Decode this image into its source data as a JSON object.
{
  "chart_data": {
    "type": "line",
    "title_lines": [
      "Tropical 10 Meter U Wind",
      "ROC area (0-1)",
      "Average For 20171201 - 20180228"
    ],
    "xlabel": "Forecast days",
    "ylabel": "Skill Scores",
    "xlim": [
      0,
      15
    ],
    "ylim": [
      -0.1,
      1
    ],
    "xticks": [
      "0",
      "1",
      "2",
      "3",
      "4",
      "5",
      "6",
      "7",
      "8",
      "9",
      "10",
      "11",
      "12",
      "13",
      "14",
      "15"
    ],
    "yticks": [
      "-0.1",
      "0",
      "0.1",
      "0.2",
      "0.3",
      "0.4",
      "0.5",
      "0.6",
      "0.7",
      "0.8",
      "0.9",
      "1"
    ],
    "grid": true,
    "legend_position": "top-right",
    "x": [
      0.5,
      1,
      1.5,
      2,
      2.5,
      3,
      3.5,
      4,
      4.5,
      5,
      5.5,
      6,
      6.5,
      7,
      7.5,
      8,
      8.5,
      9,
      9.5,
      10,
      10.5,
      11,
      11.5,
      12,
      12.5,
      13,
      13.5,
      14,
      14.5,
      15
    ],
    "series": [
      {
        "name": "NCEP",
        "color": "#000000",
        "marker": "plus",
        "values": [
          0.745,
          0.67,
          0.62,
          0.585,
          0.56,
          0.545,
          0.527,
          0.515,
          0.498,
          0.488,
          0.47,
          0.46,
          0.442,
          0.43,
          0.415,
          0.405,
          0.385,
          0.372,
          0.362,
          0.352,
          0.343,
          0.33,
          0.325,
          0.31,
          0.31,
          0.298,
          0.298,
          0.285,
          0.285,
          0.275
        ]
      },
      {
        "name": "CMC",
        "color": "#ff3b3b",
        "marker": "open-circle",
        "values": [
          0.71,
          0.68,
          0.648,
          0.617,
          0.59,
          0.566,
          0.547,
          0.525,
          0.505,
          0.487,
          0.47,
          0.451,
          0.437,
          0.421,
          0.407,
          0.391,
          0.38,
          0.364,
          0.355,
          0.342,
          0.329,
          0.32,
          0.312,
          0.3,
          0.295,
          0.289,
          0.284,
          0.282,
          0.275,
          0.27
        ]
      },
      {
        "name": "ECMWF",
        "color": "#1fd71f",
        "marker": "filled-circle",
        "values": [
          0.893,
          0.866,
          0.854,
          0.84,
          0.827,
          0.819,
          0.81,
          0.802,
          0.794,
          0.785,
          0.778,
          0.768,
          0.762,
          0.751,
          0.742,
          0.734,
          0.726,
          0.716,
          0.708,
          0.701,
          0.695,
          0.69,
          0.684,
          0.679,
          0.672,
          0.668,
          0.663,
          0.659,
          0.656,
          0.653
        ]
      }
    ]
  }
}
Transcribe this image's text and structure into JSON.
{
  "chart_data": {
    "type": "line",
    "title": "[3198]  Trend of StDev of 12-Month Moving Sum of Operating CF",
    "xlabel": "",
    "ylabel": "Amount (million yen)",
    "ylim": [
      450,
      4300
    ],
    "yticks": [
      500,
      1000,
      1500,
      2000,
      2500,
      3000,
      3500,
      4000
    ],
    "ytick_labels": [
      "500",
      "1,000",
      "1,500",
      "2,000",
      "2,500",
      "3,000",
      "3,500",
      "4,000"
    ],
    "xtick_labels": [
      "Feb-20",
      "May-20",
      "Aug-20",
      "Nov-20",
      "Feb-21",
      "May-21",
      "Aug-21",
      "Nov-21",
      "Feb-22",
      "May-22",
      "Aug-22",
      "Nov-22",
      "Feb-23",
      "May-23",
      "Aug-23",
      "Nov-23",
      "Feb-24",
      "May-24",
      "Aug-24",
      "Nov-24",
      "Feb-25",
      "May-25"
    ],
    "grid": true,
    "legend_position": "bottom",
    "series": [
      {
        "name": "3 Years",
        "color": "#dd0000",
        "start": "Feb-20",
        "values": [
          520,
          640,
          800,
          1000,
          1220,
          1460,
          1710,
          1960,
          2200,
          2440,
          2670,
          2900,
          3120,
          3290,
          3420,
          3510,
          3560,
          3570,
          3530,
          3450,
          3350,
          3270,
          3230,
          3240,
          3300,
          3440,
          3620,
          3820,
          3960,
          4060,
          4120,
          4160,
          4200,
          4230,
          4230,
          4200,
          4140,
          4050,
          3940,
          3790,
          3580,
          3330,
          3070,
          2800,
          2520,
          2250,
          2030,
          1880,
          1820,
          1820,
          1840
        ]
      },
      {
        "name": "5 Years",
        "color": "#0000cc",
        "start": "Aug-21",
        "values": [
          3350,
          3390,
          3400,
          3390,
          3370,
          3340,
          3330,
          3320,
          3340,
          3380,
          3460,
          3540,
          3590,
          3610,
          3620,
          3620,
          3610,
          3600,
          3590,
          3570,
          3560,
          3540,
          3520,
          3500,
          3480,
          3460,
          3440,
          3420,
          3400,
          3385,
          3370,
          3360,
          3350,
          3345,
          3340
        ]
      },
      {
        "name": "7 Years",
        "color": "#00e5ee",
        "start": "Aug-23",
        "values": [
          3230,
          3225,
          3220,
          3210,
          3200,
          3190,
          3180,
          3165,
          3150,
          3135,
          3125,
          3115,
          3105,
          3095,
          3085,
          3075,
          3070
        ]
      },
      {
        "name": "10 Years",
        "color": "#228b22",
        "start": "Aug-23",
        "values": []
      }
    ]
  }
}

☆ ☆ ☆

(OBJECTIVE) Repeat every line of the records above exactly.

(SOLUTION BELOW)
Decode this image into its source data as a JSON object.
{
  "chart_data": {
    "type": "line",
    "title_lines": [
      "Tropical 10 Meter U Wind",
      "ROC area (0-1)",
      "Average For 20171201 - 20180228"
    ],
    "xlabel": "Forecast days",
    "ylabel": "Skill Scores",
    "xlim": [
      0,
      15
    ],
    "ylim": [
      -0.1,
      1
    ],
    "xticks": [
      "0",
      "1",
      "2",
      "3",
      "4",
      "5",
      "6",
      "7",
      "8",
      "9",
      "10",
      "11",
      "12",
      "13",
      "14",
      "15"
    ],
    "yticks": [
      "-0.1",
      "0",
      "0.1",
      "0.2",
      "0.3",
      "0.4",
      "0.5",
      "0.6",
      "0.7",
      "0.8",
      "0.9",
      "1"
    ],
    "grid": true,
    "legend_position": "top-right",
    "x": [
      0.5,
      1,
      1.5,
      2,
      2.5,
      3,
      3.5,
      4,
      4.5,
      5,
      5.5,
      6,
      6.5,
      7,
      7.5,
      8,
      8.5,
      9,
      9.5,
      10,
      10.5,
      11,
      11.5,
      12,
      12.5,
      13,
      13.5,
      14,
      14.5,
      15
    ],
    "series": [
      {
        "name": "NCEP",
        "color": "#000000",
        "marker": "plus",
        "values": [
          0.745,
          0.67,
          0.62,
          0.585,
          0.56,
          0.545,
          0.527,
          0.515,
          0.498,
          0.488,
          0.47,
          0.46,
          0.442,
          0.43,
          0.415,
          0.405,
          0.385,
          0.372,
          0.362,
          0.352,
          0.343,
          0.33,
          0.325,
          0.31,
          0.31,
          0.298,
          0.298,
          0.285,
          0.285,
          0.275
        ]
      },
      {
        "name": "CMC",
        "color": "#ff3b3b",
        "marker": "open-circle",
        "values": [
          0.71,
          0.68,
          0.648,
          0.617,
          0.59,
          0.566,
          0.547,
          0.525,
          0.505,
          0.487,
          0.47,
          0.451,
          0.437,
          0.421,
          0.407,
          0.391,
          0.38,
          0.364,
          0.355,
          0.342,
          0.329,
          0.32,
          0.312,
          0.3,
          0.295,
          0.289,
          0.284,
          0.282,
          0.275,
          0.27
        ]
      },
      {
        "name": "ECMWF",
        "color": "#1fd71f",
        "marker": "filled-circle",
        "values": [
          0.893,
          0.866,
          0.854,
          0.84,
          0.827,
          0.819,
          0.81,
          0.802,
          0.794,
          0.785,
          0.778,
          0.768,
          0.762,
          0.751,
          0.742,
          0.734,
          0.726,
          0.716,
          0.708,
          0.701,
          0.695,
          0.69,
          0.684,
          0.679,
          0.672,
          0.668,
          0.663,
          0.659,
          0.656,
          0.653
        ]
      }
    ]
  }
}
Transcribe this image's text and structure into JSON.
{
  "chart_data": {
    "type": "line",
    "title": "[3198]  Trend of StDev of 12-Month Moving Sum of Operating CF",
    "xlabel": "",
    "ylabel": "Amount (million yen)",
    "ylim": [
      450,
      4300
    ],
    "yticks": [
      500,
      1000,
      1500,
      2000,
      2500,
      3000,
      3500,
      4000
    ],
    "ytick_labels": [
      "500",
      "1,000",
      "1,500",
      "2,000",
      "2,500",
      "3,000",
      "3,500",
      "4,000"
    ],
    "xtick_labels": [
      "Feb-20",
      "May-20",
      "Aug-20",
      "Nov-20",
      "Feb-21",
      "May-21",
      "Aug-21",
      "Nov-21",
      "Feb-22",
      "May-22",
      "Aug-22",
      "Nov-22",
      "Feb-23",
      "May-23",
      "Aug-23",
      "Nov-23",
      "Feb-24",
      "May-24",
      "Aug-24",
      "Nov-24",
      "Feb-25",
      "May-25"
    ],
    "grid": true,
    "legend_position": "bottom",
    "series": [
      {
        "name": "3 Years",
        "color": "#dd0000",
        "start": "Feb-20",
        "values": [
          520,
          640,
          800,
          1000,
          1220,
          1460,
          1710,
          1960,
          2200,
          2440,
          2670,
          2900,
          3120,
          3290,
          3420,
          3510,
          3560,
          3570,
          3530,
          3450,
          3350,
          3270,
          3230,
          3240,
          3300,
          3440,
          3620,
          3820,
          3960,
          4060,
          4120,
          4160,
          4200,
          4230,
          4230,
          4200,
          4140,
          4050,
          3940,
          3790,
          3580,
          3330,
          3070,
          2800,
          2520,
          2250,
          2030,
          1880,
          1820,
          1820,
          1840
        ]
      },
      {
        "name": "5 Years",
        "color": "#0000cc",
        "start": "Aug-21",
        "values": [
          3350,
          3390,
          3400,
          3390,
          3370,
          3340,
          3330,
          3320,
          3340,
          3380,
          3460,
          3540,
          3590,
          3610,
          3620,
          3620,
          3610,
          3600,
          3590,
          3570,
          3560,
          3540,
          3520,
          3500,
          3480,
          3460,
          3440,
          3420,
          3400,
          3385,
          3370,
          3360,
          3350,
          3345,
          3340
        ]
      },
      {
        "name": "7 Years",
        "color": "#00e5ee",
        "start": "Aug-23",
        "values": [
          3230,
          3225,
          3220,
          3210,
          3200,
          3190,
          3180,
          3165,
          3150,
          3135,
          3125,
          3115,
          3105,
          3095,
          3085,
          3075,
          3070
        ]
      },
      {
        "name": "10 Years",
        "color": "#228b22",
        "start": "Aug-23",
        "values": []
      }
    ]
  }
}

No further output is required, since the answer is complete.